Stated exercise:
Using the data below, determine the number of lines that include the string "type". Write only that number.

Material provided:
>>

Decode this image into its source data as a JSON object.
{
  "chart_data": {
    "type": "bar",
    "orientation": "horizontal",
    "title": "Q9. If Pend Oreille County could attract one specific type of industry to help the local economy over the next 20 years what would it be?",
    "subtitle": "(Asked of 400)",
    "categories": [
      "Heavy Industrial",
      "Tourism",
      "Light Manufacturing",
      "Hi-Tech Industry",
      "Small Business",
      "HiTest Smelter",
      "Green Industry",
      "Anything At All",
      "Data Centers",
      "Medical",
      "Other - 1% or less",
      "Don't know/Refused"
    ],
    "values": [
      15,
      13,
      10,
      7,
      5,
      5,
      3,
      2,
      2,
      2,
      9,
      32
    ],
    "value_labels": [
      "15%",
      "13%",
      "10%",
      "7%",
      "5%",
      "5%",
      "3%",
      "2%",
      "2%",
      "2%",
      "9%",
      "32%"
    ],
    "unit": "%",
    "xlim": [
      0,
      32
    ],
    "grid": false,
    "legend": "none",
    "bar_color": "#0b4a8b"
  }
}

<<
>>

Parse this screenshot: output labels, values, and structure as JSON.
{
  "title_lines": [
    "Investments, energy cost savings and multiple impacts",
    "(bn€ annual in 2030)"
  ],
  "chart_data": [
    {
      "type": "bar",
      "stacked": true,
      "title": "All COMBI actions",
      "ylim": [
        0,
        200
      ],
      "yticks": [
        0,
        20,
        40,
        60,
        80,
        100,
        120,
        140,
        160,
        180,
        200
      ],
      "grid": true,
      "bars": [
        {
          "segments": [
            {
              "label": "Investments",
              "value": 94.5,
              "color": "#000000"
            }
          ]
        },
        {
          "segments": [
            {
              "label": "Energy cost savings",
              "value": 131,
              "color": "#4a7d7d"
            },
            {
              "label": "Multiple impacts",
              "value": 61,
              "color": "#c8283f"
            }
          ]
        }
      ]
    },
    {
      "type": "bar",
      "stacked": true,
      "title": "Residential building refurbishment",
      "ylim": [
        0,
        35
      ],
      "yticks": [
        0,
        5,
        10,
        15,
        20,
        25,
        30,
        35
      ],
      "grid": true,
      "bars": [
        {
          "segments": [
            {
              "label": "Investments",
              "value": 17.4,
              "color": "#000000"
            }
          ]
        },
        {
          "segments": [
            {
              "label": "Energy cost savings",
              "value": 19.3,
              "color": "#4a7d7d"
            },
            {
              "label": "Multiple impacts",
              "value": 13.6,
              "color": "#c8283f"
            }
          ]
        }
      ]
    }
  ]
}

<<

Exercise solution:
4